## What is being asked
Where the string "additional" occurs in the material below, report the whole line.

[Start Extracted records]

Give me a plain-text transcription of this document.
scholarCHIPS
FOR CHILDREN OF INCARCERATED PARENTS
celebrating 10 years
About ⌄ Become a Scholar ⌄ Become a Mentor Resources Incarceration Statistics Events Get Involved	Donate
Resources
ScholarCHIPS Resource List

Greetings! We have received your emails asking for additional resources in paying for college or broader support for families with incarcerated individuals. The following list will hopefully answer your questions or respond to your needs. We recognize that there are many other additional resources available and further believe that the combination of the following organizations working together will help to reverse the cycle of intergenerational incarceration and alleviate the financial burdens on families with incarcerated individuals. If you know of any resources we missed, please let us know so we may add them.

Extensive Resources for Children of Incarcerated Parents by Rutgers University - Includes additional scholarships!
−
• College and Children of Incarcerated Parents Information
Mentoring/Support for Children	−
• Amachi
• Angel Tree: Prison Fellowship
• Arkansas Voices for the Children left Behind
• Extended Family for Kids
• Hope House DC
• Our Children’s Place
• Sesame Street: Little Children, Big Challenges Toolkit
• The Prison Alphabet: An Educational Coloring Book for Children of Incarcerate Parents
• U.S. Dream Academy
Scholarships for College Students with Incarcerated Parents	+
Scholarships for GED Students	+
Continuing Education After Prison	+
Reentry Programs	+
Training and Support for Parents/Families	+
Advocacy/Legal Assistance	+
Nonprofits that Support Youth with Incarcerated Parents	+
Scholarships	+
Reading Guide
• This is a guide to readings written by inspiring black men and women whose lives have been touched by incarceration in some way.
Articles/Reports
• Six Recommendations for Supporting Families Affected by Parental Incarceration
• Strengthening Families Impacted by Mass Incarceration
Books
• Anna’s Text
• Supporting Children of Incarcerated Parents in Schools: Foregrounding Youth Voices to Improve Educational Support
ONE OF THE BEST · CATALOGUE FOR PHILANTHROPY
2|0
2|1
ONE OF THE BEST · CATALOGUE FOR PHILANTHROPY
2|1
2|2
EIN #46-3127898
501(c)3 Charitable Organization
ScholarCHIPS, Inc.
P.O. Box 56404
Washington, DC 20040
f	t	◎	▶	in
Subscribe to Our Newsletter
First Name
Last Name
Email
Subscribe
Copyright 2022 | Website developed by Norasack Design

[End Extracted records]

## Full answer
Greetings! We have received your emails asking for additional resources in paying for college or broader support for families with incarcerated individuals. The following list will hopefully answer your questions or respond to your needs. We recognize that there are many other additional resources available and further believe that the combination of the following organizations working together will help to reverse the cycle of intergenerational incarceration and alleviate the financial burdens on families with incarcerated individuals. If you know of any resources we missed, please let us know so we may add them.
Extensive Resources for Children of Incarcerated Parents by Rutgers University - Includes additional scholarships!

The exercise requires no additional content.